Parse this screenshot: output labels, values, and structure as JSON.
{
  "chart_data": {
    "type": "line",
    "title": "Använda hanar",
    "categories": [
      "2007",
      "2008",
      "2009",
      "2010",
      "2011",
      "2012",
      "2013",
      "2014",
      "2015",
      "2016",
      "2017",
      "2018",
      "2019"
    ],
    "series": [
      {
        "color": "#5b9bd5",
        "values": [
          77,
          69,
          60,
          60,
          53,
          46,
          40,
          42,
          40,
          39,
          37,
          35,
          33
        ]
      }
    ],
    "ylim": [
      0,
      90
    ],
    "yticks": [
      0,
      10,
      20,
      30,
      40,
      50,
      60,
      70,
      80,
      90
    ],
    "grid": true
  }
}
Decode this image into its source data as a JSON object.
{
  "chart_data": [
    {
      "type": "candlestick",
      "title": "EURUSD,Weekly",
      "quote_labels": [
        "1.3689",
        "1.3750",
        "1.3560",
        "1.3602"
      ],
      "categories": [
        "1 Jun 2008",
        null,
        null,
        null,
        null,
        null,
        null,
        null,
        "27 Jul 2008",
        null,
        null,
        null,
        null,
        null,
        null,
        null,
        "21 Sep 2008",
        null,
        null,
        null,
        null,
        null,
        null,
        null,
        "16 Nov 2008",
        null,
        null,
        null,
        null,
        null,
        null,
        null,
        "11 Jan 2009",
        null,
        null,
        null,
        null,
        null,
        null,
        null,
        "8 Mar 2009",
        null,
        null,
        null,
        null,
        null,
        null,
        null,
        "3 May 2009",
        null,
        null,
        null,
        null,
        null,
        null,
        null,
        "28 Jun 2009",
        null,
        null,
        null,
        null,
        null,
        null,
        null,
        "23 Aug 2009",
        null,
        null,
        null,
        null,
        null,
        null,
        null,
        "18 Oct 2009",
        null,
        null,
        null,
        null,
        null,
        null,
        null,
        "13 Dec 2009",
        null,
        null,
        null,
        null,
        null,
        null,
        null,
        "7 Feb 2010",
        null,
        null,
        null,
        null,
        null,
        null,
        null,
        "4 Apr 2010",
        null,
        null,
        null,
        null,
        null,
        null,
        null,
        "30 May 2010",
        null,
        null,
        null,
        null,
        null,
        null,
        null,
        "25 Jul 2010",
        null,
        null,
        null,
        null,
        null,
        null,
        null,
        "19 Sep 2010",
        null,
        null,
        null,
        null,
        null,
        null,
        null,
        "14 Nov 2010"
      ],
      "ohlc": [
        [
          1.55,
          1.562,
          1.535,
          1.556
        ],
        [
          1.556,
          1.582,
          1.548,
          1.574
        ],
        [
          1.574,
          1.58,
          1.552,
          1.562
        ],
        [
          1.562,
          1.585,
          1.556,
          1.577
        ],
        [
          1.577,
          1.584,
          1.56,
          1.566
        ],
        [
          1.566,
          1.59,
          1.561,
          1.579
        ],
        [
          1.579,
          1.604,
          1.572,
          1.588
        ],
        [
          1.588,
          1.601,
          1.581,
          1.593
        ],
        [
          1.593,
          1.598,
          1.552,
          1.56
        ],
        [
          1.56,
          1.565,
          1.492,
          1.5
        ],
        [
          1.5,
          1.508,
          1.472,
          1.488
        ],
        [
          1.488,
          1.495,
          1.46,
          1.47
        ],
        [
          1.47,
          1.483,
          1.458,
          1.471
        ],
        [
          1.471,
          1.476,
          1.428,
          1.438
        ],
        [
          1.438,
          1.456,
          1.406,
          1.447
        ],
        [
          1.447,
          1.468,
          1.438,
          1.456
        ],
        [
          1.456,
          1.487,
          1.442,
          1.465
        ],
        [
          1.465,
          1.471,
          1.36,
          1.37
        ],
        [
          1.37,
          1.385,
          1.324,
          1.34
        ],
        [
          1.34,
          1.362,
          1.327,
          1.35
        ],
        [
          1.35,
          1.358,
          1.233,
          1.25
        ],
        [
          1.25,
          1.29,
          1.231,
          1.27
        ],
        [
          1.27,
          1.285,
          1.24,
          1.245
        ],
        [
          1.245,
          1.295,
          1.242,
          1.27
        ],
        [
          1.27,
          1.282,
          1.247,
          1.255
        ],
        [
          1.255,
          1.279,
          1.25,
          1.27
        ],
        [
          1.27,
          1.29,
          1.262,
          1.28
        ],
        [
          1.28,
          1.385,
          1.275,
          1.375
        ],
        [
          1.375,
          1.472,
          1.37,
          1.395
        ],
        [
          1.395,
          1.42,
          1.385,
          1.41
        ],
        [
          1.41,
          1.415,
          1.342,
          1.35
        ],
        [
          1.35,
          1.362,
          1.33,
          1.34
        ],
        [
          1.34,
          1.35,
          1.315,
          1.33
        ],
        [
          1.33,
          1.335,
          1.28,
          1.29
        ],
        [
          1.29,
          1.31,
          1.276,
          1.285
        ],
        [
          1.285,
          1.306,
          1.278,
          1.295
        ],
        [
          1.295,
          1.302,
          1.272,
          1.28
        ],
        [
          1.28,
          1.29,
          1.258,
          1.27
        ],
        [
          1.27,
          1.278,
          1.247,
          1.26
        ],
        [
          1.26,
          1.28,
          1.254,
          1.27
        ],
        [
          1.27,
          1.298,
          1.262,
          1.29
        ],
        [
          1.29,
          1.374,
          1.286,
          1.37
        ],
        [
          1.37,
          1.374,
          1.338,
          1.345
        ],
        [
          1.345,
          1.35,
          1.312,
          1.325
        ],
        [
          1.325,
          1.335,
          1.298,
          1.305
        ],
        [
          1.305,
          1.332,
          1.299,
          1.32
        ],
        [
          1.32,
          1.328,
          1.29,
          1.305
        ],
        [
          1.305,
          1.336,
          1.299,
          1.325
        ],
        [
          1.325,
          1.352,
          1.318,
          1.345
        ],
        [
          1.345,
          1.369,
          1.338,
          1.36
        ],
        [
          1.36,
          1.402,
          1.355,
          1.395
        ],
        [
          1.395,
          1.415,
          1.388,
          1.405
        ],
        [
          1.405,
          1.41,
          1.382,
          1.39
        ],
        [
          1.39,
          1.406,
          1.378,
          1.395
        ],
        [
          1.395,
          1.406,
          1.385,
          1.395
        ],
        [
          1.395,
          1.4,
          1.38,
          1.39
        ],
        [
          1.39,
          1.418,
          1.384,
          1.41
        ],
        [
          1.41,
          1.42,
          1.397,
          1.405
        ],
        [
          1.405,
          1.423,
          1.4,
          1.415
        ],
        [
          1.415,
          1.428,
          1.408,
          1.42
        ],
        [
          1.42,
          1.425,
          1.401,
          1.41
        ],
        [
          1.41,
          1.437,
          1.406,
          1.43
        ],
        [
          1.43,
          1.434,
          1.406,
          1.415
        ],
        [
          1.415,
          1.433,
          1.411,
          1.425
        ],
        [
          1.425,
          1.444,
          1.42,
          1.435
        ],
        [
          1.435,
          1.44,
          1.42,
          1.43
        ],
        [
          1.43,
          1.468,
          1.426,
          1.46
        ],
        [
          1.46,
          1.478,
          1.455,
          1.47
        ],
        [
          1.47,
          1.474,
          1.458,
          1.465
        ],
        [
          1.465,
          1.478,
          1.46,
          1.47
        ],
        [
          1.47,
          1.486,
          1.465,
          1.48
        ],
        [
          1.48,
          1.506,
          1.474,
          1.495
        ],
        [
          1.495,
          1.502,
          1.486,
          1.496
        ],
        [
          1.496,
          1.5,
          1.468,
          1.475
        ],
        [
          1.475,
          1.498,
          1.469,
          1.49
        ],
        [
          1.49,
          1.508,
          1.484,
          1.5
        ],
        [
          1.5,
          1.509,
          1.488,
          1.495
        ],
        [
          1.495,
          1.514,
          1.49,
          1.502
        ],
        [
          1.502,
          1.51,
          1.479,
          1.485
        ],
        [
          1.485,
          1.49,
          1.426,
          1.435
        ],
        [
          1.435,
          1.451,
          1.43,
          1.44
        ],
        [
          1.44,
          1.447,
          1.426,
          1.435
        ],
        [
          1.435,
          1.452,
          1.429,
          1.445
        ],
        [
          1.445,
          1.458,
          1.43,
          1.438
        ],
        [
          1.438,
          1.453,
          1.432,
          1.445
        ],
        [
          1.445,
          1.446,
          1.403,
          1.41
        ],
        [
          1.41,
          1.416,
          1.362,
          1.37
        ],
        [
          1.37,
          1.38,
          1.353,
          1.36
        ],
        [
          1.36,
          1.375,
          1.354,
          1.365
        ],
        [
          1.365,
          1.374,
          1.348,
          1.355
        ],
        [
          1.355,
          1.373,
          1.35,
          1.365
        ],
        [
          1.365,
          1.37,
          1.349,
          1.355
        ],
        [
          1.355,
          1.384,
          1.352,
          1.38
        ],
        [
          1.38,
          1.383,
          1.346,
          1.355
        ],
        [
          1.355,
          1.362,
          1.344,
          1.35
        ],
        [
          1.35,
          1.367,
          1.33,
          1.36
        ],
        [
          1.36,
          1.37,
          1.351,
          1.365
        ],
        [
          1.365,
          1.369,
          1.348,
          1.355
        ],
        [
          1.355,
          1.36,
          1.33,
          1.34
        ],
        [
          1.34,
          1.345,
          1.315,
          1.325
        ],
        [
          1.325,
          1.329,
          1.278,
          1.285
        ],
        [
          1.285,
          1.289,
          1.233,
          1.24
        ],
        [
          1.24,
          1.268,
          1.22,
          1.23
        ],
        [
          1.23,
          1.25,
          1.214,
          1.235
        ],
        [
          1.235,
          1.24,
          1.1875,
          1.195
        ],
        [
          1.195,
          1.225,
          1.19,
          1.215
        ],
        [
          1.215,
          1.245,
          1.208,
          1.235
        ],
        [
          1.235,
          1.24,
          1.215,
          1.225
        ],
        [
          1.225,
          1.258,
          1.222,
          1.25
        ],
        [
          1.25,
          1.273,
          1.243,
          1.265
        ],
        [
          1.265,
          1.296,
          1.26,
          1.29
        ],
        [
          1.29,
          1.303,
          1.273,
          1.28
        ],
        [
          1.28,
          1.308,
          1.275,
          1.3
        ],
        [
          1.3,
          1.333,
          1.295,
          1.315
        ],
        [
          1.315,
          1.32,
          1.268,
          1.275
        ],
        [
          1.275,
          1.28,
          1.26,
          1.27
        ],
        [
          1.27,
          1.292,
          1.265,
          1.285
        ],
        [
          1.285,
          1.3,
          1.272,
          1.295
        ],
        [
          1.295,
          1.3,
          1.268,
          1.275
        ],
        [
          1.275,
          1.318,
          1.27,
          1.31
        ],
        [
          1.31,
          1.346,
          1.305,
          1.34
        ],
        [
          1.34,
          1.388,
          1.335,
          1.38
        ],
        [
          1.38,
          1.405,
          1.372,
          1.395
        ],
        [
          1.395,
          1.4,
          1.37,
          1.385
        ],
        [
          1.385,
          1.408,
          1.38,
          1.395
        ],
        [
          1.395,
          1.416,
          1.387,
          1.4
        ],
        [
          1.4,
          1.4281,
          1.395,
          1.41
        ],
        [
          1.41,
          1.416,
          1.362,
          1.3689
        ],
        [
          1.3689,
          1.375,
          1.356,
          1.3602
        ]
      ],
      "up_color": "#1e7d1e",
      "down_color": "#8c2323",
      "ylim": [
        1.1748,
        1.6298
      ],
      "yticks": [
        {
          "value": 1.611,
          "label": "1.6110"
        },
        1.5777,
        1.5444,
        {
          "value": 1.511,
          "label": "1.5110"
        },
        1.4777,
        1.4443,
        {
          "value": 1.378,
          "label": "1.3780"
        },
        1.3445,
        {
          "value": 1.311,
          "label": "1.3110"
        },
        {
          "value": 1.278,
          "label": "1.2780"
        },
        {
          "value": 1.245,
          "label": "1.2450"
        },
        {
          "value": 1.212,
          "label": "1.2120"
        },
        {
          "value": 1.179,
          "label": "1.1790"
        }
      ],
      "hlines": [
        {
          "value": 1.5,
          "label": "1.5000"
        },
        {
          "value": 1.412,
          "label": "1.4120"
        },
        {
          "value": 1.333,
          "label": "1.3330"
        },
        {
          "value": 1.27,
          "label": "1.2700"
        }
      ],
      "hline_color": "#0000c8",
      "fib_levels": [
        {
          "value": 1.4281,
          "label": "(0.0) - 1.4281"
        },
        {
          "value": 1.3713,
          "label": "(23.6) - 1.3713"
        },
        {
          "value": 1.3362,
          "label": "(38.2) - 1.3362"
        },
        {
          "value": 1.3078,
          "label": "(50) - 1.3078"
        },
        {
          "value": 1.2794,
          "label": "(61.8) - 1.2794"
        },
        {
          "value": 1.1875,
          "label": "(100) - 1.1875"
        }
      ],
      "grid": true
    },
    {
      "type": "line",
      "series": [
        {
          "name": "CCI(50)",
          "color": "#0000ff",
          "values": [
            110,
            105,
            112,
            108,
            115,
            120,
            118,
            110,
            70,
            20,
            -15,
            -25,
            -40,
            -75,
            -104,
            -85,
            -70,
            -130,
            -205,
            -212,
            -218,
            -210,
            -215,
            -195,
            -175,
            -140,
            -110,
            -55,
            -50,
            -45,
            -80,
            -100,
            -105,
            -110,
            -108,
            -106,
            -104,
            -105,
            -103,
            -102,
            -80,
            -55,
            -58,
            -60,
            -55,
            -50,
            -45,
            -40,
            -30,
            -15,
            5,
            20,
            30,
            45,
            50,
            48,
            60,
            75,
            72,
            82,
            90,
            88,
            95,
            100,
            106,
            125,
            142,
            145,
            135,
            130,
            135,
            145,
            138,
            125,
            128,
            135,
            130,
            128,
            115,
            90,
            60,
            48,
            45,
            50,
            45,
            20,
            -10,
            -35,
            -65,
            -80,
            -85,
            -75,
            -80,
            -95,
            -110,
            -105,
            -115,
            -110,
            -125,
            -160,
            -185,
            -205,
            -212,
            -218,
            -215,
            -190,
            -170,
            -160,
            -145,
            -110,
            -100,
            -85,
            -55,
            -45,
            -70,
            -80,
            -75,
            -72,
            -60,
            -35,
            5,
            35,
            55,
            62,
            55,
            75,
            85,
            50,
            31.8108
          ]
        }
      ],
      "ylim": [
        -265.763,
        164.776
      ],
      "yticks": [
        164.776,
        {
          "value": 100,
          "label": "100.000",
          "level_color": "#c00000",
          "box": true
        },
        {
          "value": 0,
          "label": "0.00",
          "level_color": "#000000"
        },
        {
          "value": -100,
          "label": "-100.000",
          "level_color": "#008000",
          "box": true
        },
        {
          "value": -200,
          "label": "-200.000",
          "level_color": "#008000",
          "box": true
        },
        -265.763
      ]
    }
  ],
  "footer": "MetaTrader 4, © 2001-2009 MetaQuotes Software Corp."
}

## Task description:
Copy out each line of the records that holds the string "title".

## Task answer:
    "title": "Använda hanar",
      "title": "EURUSD,Weekly",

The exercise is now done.